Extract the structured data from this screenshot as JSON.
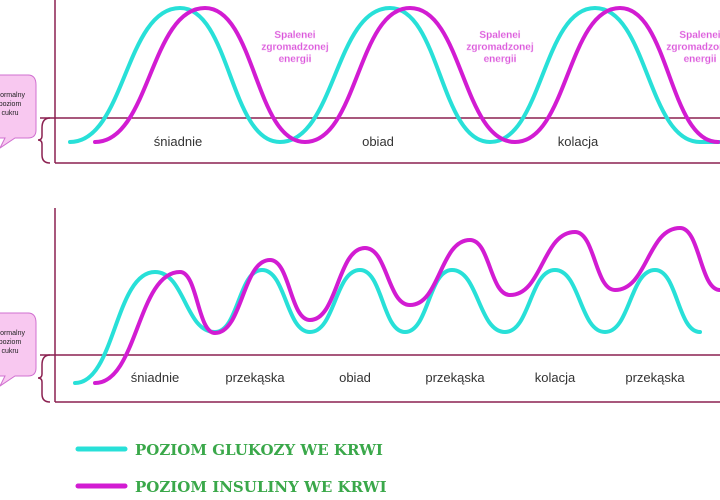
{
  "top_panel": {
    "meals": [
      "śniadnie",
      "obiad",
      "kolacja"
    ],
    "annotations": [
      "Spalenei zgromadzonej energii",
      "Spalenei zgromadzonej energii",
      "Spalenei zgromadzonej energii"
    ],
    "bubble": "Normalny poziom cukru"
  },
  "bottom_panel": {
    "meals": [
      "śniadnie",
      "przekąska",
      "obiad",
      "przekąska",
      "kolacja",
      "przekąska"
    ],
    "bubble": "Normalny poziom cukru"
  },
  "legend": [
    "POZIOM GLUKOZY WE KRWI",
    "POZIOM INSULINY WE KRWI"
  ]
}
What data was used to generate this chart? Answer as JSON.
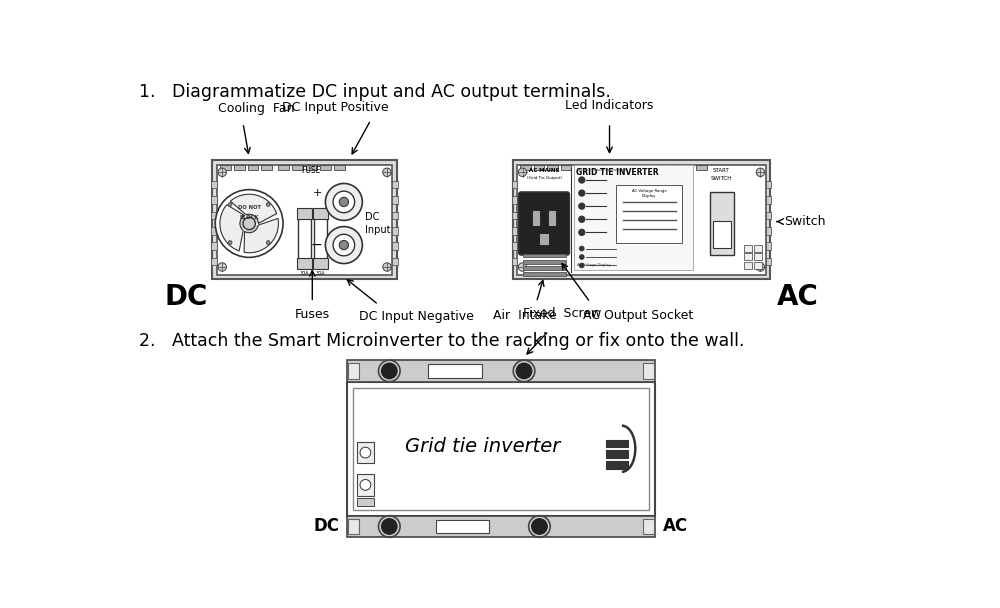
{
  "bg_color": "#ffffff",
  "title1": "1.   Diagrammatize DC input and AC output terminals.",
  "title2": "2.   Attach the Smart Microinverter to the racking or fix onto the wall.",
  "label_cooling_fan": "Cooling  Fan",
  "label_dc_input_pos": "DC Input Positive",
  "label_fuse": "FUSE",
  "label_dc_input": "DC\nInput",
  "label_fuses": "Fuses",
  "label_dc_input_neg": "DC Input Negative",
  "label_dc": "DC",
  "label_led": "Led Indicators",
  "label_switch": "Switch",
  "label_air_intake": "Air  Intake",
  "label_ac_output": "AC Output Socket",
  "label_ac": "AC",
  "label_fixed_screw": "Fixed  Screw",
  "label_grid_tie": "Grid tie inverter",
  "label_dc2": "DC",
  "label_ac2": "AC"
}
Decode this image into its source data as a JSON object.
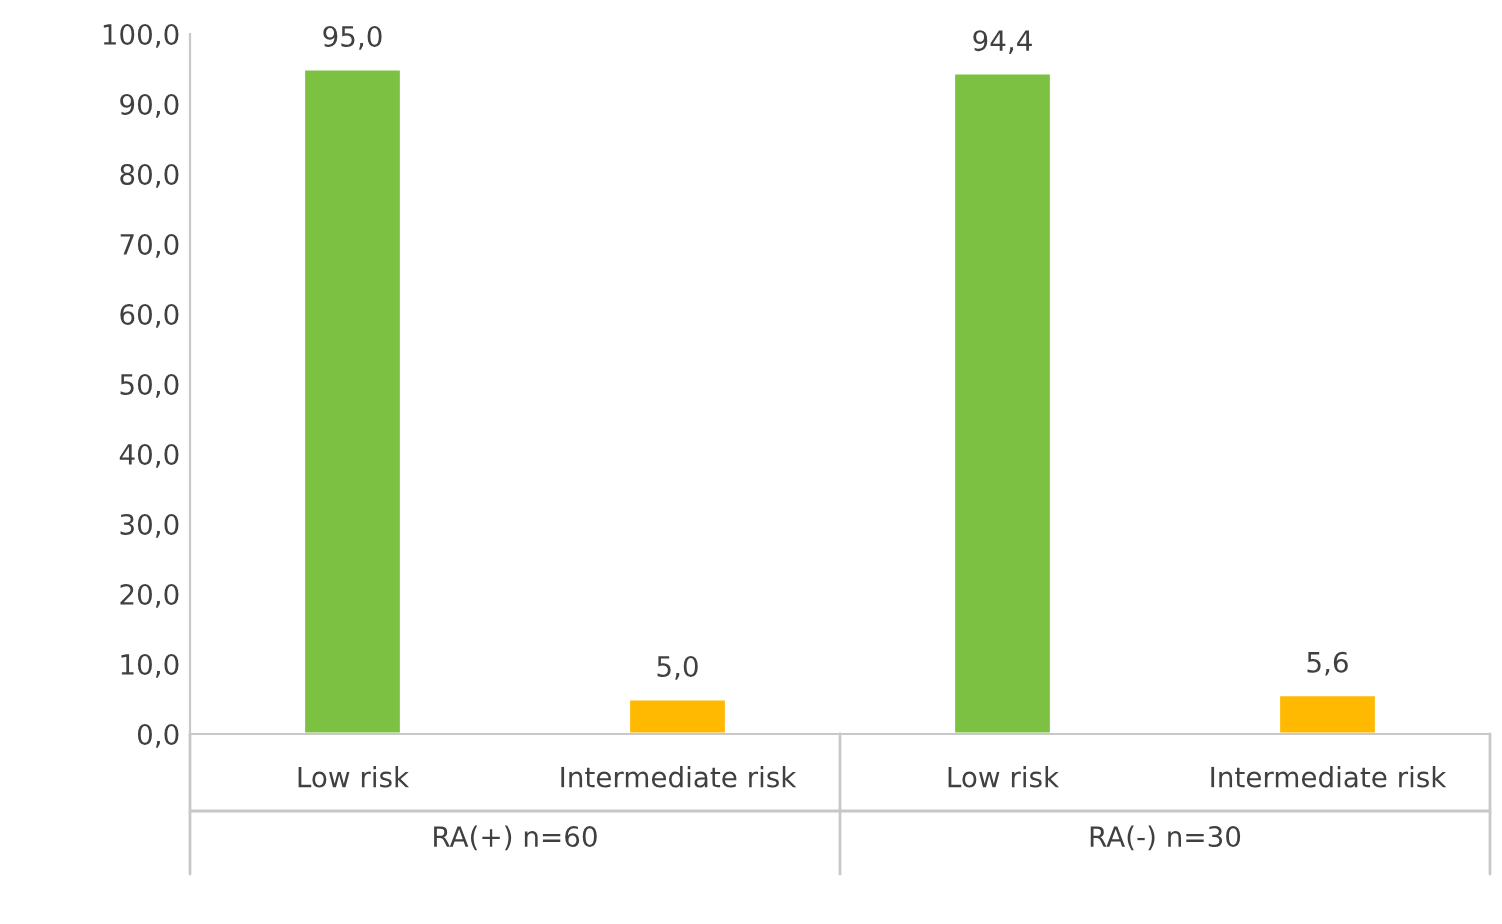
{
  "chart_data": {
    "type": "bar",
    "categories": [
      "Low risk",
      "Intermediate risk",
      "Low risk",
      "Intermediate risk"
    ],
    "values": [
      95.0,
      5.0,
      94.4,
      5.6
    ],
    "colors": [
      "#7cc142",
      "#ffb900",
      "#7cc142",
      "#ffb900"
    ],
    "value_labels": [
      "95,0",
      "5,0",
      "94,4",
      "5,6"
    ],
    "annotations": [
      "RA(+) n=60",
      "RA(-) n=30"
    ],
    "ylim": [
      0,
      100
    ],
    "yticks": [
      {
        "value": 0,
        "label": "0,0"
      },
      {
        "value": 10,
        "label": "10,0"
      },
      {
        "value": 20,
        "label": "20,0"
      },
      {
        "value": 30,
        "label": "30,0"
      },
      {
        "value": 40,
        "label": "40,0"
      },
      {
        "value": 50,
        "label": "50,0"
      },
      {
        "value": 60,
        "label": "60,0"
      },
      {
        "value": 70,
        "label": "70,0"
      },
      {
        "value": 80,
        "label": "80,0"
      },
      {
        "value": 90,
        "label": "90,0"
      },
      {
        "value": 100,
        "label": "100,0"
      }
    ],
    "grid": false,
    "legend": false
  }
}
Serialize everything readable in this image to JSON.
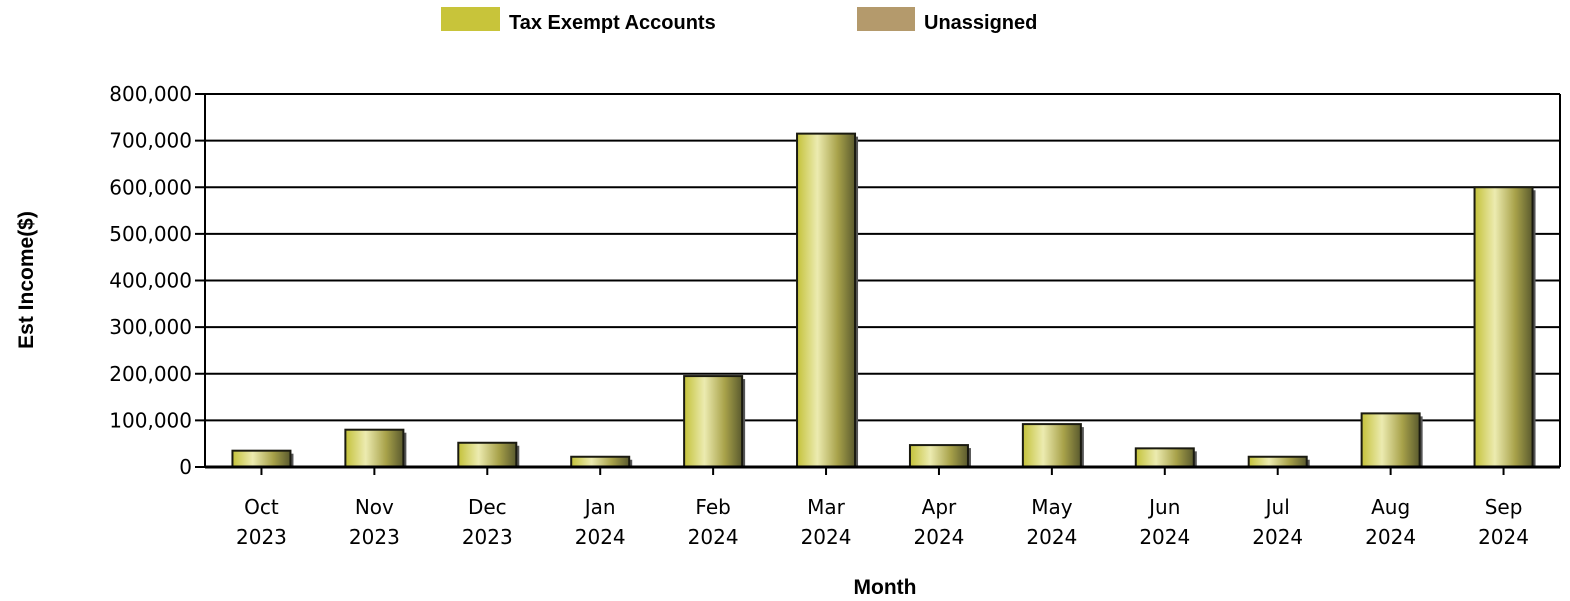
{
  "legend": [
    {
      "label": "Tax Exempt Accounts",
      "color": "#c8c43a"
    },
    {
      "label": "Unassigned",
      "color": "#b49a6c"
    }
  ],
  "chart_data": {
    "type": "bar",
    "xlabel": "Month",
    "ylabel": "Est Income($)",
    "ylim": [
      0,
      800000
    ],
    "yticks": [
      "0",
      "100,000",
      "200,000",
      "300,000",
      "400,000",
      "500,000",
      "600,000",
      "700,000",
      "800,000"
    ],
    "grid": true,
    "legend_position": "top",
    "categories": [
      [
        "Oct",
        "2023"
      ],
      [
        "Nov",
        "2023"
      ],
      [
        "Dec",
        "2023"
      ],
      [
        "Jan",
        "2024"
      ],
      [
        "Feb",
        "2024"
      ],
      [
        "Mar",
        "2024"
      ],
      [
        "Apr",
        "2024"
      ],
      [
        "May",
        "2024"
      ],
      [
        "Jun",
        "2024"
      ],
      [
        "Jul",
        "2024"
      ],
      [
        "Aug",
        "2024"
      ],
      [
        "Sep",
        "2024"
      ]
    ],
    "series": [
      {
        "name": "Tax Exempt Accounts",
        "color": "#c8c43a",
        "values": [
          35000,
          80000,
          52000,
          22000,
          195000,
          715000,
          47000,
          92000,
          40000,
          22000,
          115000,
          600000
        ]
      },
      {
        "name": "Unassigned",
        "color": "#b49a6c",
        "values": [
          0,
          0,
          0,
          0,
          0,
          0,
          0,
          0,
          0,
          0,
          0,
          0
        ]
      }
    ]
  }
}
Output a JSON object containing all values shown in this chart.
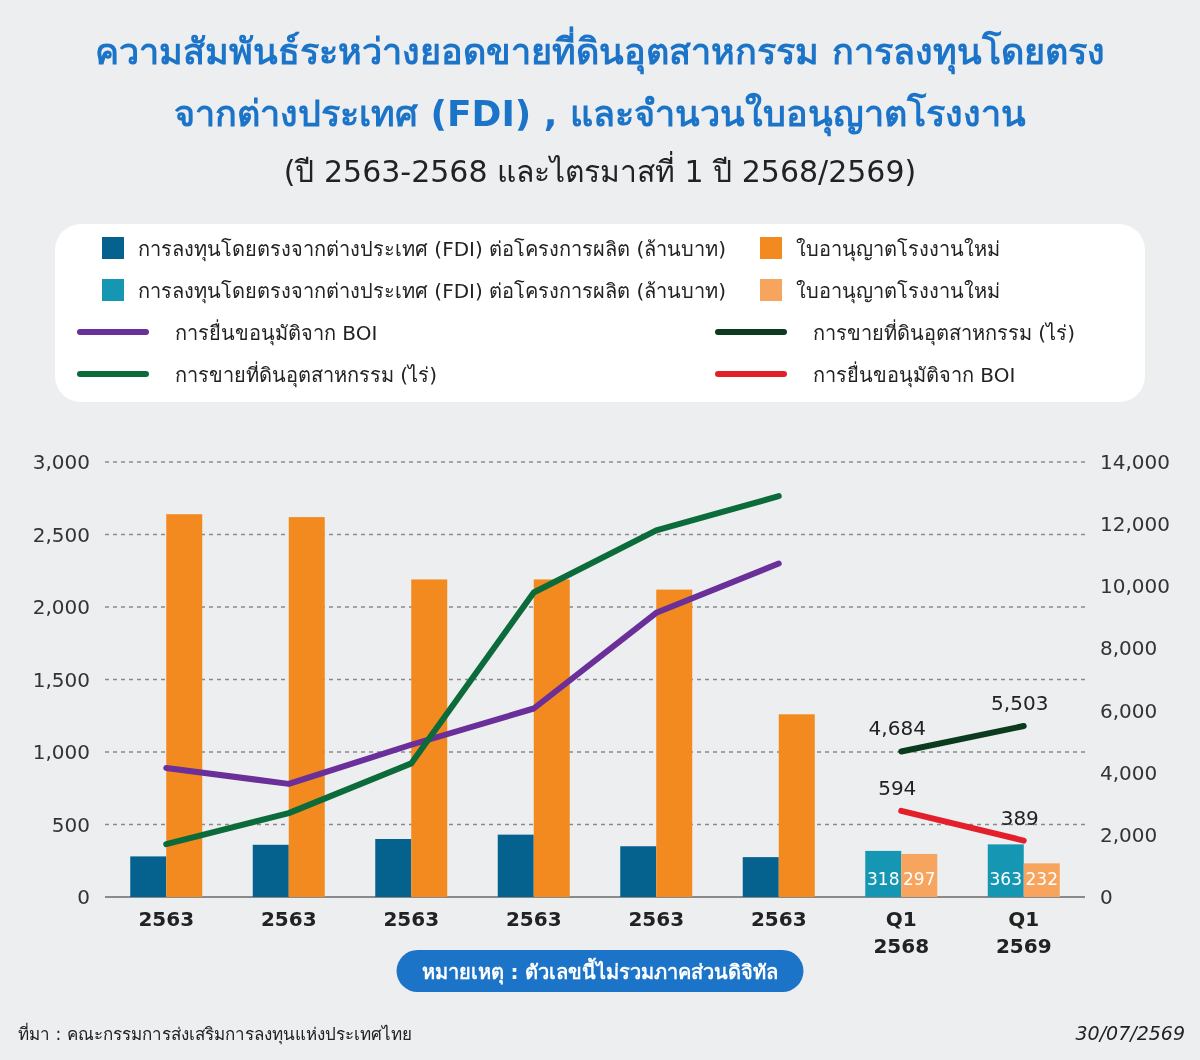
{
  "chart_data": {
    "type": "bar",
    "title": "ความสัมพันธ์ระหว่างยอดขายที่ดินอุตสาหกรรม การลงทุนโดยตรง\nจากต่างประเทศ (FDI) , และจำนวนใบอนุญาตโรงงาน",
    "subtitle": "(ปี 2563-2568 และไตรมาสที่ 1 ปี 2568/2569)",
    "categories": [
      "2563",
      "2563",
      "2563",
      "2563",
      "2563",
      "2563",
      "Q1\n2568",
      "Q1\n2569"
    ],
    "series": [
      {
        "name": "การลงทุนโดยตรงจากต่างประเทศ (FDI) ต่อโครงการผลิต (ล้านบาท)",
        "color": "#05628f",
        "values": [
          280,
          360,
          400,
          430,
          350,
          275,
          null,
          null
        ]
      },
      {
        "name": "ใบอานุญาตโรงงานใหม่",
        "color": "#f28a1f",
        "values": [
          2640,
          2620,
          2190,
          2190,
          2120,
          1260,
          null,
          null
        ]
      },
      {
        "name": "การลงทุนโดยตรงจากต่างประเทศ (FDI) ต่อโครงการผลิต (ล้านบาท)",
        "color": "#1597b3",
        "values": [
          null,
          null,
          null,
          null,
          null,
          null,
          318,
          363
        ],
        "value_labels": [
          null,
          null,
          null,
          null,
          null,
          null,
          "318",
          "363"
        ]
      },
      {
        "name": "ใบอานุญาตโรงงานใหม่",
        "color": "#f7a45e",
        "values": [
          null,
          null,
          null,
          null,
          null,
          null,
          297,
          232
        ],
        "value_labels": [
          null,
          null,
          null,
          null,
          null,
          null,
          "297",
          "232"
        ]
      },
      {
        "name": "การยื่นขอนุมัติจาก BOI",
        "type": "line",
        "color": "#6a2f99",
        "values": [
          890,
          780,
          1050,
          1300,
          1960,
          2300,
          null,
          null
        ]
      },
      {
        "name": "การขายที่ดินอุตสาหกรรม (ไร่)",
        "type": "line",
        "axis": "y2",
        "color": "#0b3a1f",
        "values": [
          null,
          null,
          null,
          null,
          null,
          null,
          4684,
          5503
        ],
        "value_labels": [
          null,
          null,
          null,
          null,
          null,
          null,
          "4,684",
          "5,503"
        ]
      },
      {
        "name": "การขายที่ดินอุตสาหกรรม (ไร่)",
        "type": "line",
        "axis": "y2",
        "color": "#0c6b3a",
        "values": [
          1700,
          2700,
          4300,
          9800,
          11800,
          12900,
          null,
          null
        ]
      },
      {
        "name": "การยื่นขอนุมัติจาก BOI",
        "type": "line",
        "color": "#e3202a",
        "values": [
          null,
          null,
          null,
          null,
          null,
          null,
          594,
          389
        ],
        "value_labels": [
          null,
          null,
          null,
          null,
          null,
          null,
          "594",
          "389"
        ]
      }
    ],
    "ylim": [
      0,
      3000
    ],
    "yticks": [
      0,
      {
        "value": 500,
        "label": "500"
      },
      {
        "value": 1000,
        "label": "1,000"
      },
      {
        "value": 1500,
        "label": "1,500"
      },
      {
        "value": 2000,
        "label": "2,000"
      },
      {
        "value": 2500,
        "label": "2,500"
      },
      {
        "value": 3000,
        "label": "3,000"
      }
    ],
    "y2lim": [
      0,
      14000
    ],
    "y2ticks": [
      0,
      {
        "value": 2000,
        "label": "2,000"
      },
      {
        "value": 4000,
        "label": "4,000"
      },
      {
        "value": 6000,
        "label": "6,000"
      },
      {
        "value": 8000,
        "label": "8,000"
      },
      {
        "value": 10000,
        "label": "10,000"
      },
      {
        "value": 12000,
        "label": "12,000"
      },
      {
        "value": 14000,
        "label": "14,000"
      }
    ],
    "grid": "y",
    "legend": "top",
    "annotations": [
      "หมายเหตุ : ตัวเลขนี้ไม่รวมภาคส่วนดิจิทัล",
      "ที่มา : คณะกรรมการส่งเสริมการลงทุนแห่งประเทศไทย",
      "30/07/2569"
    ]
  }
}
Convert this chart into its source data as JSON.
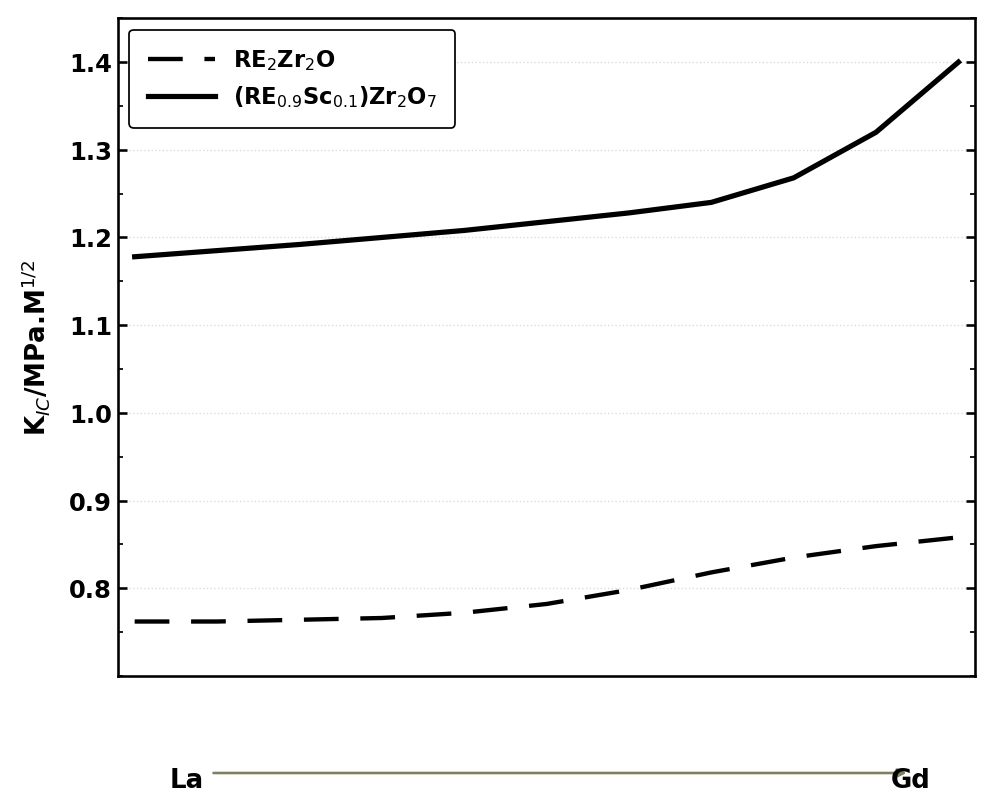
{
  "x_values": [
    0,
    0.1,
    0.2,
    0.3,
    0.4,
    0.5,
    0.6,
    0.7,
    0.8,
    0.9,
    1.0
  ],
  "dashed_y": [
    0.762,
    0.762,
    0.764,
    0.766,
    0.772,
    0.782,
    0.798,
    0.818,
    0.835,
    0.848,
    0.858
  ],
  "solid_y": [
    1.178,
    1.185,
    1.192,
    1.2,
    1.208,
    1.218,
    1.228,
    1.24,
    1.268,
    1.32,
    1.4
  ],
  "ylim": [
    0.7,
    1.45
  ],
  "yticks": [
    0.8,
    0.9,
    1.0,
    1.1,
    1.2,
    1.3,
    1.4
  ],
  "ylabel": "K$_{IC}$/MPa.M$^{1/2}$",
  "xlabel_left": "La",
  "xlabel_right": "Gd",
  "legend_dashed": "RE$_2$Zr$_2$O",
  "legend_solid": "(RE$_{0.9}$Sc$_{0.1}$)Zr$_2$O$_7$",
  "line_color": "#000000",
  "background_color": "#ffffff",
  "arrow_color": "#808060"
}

_STATED PROBLEM:_ Read through the data and copy every line where "Accounts" shows up.

_EXERCISE OUTPUT:_
      "label": "Tax Exempt Accounts",
        "name": "Tax Exempt Accounts",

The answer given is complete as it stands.